-------- Given records

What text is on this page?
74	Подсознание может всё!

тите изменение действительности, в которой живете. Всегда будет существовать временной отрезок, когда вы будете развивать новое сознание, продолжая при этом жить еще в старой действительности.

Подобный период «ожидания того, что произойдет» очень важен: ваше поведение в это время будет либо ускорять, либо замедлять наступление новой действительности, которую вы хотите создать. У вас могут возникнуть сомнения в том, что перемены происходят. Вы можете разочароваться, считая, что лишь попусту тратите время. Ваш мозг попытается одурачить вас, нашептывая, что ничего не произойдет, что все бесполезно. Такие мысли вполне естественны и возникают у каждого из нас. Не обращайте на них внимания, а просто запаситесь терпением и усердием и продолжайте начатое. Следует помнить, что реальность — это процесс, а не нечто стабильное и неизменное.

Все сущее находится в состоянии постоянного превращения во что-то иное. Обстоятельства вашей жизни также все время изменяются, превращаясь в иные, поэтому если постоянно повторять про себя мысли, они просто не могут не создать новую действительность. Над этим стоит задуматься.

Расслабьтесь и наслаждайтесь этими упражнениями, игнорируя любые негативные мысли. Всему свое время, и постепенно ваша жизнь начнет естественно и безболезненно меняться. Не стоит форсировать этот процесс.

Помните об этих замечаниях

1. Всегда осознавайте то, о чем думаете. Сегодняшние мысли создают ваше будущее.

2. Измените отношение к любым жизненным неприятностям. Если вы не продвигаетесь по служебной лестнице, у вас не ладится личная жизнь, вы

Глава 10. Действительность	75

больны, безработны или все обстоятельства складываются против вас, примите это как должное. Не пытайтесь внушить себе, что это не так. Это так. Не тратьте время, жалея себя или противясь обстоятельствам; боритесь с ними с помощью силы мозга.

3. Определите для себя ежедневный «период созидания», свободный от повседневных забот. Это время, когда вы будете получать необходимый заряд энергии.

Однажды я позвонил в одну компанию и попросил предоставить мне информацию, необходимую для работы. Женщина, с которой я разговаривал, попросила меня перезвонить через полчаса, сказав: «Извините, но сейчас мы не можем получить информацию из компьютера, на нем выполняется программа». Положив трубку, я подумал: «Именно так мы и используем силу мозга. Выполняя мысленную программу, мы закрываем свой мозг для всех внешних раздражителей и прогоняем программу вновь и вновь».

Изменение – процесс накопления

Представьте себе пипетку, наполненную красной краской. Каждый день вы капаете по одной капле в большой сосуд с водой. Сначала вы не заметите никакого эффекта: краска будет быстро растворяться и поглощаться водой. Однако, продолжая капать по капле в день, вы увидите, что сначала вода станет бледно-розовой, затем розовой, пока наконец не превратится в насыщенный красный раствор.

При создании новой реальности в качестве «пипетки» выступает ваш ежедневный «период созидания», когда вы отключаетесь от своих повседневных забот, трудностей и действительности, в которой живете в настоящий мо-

----------------

### Written task:
Type the whole listing again, unaltered.

### Solution for this task:
What text is on this page?
74	Подсознание может всё!

тите изменение действительности, в которой живете. Всегда будет существовать временной отрезок, когда вы будете развивать новое сознание, продолжая при этом жить еще в старой действительности.

Подобный период «ожидания того, что произойдет» очень важен: ваше поведение в это время будет либо ускорять, либо замедлять наступление новой действительности, которую вы хотите создать. У вас могут возникнуть сомнения в том, что перемены происходят. Вы можете разочароваться, считая, что лишь попусту тратите время. Ваш мозг попытается одурачить вас, нашептывая, что ничего не произойдет, что все бесполезно. Такие мысли вполне естественны и возникают у каждого из нас. Не обращайте на них внимания, а просто запаситесь терпением и усердием и продолжайте начатое. Следует помнить, что реальность — это процесс, а не нечто стабильное и неизменное.

Все сущее находится в состоянии постоянного превращения во что-то иное. Обстоятельства вашей жизни также все время изменяются, превращаясь в иные, поэтому если постоянно повторять про себя мысли, они просто не могут не создать новую действительность. Над этим стоит задуматься.

Расслабьтесь и наслаждайтесь этими упражнениями, игнорируя любые негативные мысли. Всему свое время, и постепенно ваша жизнь начнет естественно и безболезненно меняться. Не стоит форсировать этот процесс.

Помните об этих замечаниях

1. Всегда осознавайте то, о чем думаете. Сегодняшние мысли создают ваше будущее.

2. Измените отношение к любым жизненным неприятностям. Если вы не продвигаетесь по служебной лестнице, у вас не ладится личная жизнь, вы

Глава 10. Действительность	75

больны, безработны или все обстоятельства складываются против вас, примите это как должное. Не пытайтесь внушить себе, что это не так. Это так. Не тратьте время, жалея себя или противясь обстоятельствам; боритесь с ними с помощью силы мозга.

3. Определите для себя ежедневный «период созидания», свободный от повседневных забот. Это время, когда вы будете получать необходимый заряд энергии.

Однажды я позвонил в одну компанию и попросил предоставить мне информацию, необходимую для работы. Женщина, с которой я разговаривал, попросила меня перезвонить через полчаса, сказав: «Извините, но сейчас мы не можем получить информацию из компьютера, на нем выполняется программа». Положив трубку, я подумал: «Именно так мы и используем силу мозга. Выполняя мысленную программу, мы закрываем свой мозг для всех внешних раздражителей и прогоняем программу вновь и вновь».

Изменение – процесс накопления

Представьте себе пипетку, наполненную красной краской. Каждый день вы капаете по одной капле в большой сосуд с водой. Сначала вы не заметите никакого эффекта: краска будет быстро растворяться и поглощаться водой. Однако, продолжая капать по капле в день, вы увидите, что сначала вода станет бледно-розовой, затем розовой, пока наконец не превратится в насыщенный красный раствор.

При создании новой реальности в качестве «пипетки» выступает ваш ежедневный «период созидания», когда вы отключаетесь от своих повседневных забот, трудностей и действительности, в которой живете в настоящий мо-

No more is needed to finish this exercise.